▶ SHORT TASK:
Output the data below in full, character for character.

======== DATA SHOWN ========

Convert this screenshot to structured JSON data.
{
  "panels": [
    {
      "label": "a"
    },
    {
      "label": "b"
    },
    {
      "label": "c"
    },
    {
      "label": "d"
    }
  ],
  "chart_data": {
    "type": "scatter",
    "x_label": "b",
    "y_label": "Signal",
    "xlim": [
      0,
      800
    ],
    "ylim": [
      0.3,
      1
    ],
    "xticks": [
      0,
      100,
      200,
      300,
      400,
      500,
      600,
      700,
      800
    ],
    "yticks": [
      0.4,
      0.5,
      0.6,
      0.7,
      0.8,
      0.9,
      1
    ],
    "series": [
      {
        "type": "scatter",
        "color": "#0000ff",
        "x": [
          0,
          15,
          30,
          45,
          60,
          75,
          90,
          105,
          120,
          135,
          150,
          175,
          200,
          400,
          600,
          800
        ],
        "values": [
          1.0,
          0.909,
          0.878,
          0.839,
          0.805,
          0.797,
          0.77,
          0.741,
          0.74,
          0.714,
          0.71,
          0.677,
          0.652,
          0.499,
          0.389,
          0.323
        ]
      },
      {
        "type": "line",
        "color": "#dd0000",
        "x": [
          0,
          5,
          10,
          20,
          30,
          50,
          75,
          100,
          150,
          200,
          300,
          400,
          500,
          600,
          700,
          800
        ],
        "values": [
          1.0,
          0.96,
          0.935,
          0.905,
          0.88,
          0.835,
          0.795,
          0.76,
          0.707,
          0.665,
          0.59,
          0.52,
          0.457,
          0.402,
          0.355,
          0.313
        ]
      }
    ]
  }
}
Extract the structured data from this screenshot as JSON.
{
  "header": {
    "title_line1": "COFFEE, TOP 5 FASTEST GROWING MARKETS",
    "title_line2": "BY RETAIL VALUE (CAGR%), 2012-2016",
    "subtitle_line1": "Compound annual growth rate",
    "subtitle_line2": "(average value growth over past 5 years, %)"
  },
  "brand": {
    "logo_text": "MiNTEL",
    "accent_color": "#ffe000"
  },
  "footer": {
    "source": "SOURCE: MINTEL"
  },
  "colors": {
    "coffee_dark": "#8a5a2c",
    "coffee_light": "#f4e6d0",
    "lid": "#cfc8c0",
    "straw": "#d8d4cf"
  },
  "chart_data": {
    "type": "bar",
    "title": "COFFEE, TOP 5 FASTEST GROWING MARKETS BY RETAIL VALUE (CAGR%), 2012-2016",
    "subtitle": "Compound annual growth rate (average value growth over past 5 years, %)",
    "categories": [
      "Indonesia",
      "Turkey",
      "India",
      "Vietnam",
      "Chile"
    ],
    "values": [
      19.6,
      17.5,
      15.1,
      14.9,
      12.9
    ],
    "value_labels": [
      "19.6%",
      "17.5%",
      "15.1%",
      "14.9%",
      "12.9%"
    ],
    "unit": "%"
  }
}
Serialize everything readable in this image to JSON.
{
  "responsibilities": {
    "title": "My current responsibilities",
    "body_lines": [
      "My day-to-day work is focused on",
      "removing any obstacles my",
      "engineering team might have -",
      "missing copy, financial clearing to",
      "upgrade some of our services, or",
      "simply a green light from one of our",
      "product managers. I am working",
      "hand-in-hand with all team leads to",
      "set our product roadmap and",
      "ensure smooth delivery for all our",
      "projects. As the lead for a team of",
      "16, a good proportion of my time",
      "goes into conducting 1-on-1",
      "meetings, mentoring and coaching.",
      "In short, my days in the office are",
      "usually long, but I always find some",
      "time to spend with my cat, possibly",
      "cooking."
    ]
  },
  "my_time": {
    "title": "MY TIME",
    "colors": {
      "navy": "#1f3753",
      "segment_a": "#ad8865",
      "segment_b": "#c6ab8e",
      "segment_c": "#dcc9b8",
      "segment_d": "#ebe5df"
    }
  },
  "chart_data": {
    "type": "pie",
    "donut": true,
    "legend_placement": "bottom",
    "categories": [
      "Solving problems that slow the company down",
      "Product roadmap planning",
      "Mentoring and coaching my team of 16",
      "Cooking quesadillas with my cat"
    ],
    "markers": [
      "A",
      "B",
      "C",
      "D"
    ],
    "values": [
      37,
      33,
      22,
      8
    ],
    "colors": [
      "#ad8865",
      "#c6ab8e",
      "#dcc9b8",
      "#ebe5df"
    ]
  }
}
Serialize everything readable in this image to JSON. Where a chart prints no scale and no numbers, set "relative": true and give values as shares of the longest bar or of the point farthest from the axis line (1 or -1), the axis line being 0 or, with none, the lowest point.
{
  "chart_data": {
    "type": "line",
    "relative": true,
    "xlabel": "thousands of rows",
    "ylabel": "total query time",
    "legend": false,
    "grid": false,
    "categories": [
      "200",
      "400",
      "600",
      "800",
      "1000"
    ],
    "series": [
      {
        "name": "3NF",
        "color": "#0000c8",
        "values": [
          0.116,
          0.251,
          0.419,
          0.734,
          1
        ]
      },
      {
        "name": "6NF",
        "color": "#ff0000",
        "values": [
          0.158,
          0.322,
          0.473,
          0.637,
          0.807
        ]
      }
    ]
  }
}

========

▶ TASK RESPONSE:
Convert this screenshot to structured JSON data.
{
  "panels": [
    {
      "label": "a"
    },
    {
      "label": "b"
    },
    {
      "label": "c"
    },
    {
      "label": "d"
    }
  ],
  "chart_data": {
    "type": "scatter",
    "x_label": "b",
    "y_label": "Signal",
    "xlim": [
      0,
      800
    ],
    "ylim": [
      0.3,
      1
    ],
    "xticks": [
      0,
      100,
      200,
      300,
      400,
      500,
      600,
      700,
      800
    ],
    "yticks": [
      0.4,
      0.5,
      0.6,
      0.7,
      0.8,
      0.9,
      1
    ],
    "series": [
      {
        "type": "scatter",
        "color": "#0000ff",
        "x": [
          0,
          15,
          30,
          45,
          60,
          75,
          90,
          105,
          120,
          135,
          150,
          175,
          200,
          400,
          600,
          800
        ],
        "values": [
          1.0,
          0.909,
          0.878,
          0.839,
          0.805,
          0.797,
          0.77,
          0.741,
          0.74,
          0.714,
          0.71,
          0.677,
          0.652,
          0.499,
          0.389,
          0.323
        ]
      },
      {
        "type": "line",
        "color": "#dd0000",
        "x": [
          0,
          5,
          10,
          20,
          30,
          50,
          75,
          100,
          150,
          200,
          300,
          400,
          500,
          600,
          700,
          800
        ],
        "values": [
          1.0,
          0.96,
          0.935,
          0.905,
          0.88,
          0.835,
          0.795,
          0.76,
          0.707,
          0.665,
          0.59,
          0.52,
          0.457,
          0.402,
          0.355,
          0.313
        ]
      }
    ]
  }
}
Extract the structured data from this screenshot as JSON.
{
  "header": {
    "title_line1": "COFFEE, TOP 5 FASTEST GROWING MARKETS",
    "title_line2": "BY RETAIL VALUE (CAGR%), 2012-2016",
    "subtitle_line1": "Compound annual growth rate",
    "subtitle_line2": "(average value growth over past 5 years, %)"
  },
  "brand": {
    "logo_text": "MiNTEL",
    "accent_color": "#ffe000"
  },
  "footer": {
    "source": "SOURCE: MINTEL"
  },
  "colors": {
    "coffee_dark": "#8a5a2c",
    "coffee_light": "#f4e6d0",
    "lid": "#cfc8c0",
    "straw": "#d8d4cf"
  },
  "chart_data": {
    "type": "bar",
    "title": "COFFEE, TOP 5 FASTEST GROWING MARKETS BY RETAIL VALUE (CAGR%), 2012-2016",
    "subtitle": "Compound annual growth rate (average value growth over past 5 years, %)",
    "categories": [
      "Indonesia",
      "Turkey",
      "India",
      "Vietnam",
      "Chile"
    ],
    "values": [
      19.6,
      17.5,
      15.1,
      14.9,
      12.9
    ],
    "value_labels": [
      "19.6%",
      "17.5%",
      "15.1%",
      "14.9%",
      "12.9%"
    ],
    "unit": "%"
  }
}
Serialize everything readable in this image to JSON.
{
  "responsibilities": {
    "title": "My current responsibilities",
    "body_lines": [
      "My day-to-day work is focused on",
      "removing any obstacles my",
      "engineering team might have -",
      "missing copy, financial clearing to",
      "upgrade some of our services, or",
      "simply a green light from one of our",
      "product managers. I am working",
      "hand-in-hand with all team leads to",
      "set our product roadmap and",
      "ensure smooth delivery for all our",
      "projects. As the lead for a team of",
      "16, a good proportion of my time",
      "goes into conducting 1-on-1",
      "meetings, mentoring and coaching.",
      "In short, my days in the office are",
      "usually long, but I always find some",
      "time to spend with my cat, possibly",
      "cooking."
    ]
  },
  "my_time": {
    "title": "MY TIME",
    "colors": {
      "navy": "#1f3753",
      "segment_a": "#ad8865",
      "segment_b": "#c6ab8e",
      "segment_c": "#dcc9b8",
      "segment_d": "#ebe5df"
    }
  },
  "chart_data": {
    "type": "pie",
    "donut": true,
    "legend_placement": "bottom",
    "categories": [
      "Solving problems that slow the company down",
      "Product roadmap planning",
      "Mentoring and coaching my team of 16",
      "Cooking quesadillas with my cat"
    ],
    "markers": [
      "A",
      "B",
      "C",
      "D"
    ],
    "values": [
      37,
      33,
      22,
      8
    ],
    "colors": [
      "#ad8865",
      "#c6ab8e",
      "#dcc9b8",
      "#ebe5df"
    ]
  }
}
Serialize everything readable in this image to JSON. Where a chart prints no scale and no numbers, set "relative": true and give values as shares of the longest bar or of the point farthest from the axis line (1 or -1), the axis line being 0 or, with none, the lowest point.
{
  "chart_data": {
    "type": "line",
    "relative": true,
    "xlabel": "thousands of rows",
    "ylabel": "total query time",
    "legend": false,
    "grid": false,
    "categories": [
      "200",
      "400",
      "600",
      "800",
      "1000"
    ],
    "series": [
      {
        "name": "3NF",
        "color": "#0000c8",
        "values": [
          0.116,
          0.251,
          0.419,
          0.734,
          1
        ]
      },
      {
        "name": "6NF",
        "color": "#ff0000",
        "values": [
          0.158,
          0.322,
          0.473,
          0.637,
          0.807
        ]
      }
    ]
  }
}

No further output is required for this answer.